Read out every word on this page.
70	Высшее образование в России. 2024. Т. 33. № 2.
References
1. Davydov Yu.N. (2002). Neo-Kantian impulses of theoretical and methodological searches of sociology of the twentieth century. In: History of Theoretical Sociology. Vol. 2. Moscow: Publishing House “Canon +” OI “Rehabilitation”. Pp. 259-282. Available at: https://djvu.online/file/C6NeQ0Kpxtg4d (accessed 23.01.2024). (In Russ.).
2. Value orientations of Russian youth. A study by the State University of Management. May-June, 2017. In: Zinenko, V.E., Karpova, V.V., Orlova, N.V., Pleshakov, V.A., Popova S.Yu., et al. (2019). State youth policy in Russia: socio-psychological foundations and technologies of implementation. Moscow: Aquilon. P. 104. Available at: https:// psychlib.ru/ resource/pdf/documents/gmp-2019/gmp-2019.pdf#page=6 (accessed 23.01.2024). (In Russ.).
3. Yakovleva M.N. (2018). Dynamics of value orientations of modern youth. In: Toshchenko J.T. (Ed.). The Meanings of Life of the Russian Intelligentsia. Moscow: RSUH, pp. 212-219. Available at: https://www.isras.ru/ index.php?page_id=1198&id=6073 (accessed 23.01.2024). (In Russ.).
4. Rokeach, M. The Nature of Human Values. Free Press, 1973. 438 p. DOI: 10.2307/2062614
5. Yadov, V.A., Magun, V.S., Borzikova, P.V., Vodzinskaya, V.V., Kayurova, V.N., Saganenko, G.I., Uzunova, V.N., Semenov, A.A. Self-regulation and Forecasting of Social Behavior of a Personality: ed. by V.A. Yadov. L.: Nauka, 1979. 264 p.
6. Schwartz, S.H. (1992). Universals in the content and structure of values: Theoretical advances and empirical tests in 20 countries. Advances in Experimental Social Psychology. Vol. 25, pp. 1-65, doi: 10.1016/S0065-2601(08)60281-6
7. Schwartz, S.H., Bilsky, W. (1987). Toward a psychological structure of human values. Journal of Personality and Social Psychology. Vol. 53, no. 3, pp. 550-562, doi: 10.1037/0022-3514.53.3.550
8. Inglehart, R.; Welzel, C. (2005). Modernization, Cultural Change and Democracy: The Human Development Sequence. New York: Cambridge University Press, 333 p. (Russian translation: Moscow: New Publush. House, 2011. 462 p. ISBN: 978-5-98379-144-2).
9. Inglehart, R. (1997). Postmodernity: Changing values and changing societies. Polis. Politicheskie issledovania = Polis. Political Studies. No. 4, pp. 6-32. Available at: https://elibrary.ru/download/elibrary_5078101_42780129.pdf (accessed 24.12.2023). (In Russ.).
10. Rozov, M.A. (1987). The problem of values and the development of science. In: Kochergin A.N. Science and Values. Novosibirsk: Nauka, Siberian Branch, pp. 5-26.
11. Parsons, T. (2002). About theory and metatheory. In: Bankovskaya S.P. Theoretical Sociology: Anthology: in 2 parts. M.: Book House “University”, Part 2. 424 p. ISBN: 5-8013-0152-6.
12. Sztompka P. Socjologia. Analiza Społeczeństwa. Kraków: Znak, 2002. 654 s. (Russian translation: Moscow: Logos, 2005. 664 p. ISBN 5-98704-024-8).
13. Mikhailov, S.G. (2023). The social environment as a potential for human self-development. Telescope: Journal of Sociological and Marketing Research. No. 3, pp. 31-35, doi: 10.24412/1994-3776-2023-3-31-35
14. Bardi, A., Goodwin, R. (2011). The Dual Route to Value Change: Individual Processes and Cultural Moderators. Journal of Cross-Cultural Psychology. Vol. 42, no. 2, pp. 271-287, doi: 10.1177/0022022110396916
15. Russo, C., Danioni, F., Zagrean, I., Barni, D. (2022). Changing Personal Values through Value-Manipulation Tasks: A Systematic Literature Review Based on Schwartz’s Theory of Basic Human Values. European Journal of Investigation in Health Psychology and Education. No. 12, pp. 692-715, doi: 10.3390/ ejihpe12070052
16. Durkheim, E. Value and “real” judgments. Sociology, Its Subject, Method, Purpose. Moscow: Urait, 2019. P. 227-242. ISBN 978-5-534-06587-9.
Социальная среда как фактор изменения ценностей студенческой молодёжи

[Task to carry out]: Look through the entries and return every line where "Press" appears.

[Answer to this exercise]:
4. Rokeach, M. The Nature of Human Values. Free Press, 1973. 438 p. DOI: 10.2307/2062614
8. Inglehart, R.; Welzel, C. (2005). Modernization, Cultural Change and Democracy: The Human Development Sequence. New York: Cambridge University Press, 333 p. (Russian translation: Moscow: New Publush. House, 2011. 462 p. ISBN: 978-5-98379-144-2).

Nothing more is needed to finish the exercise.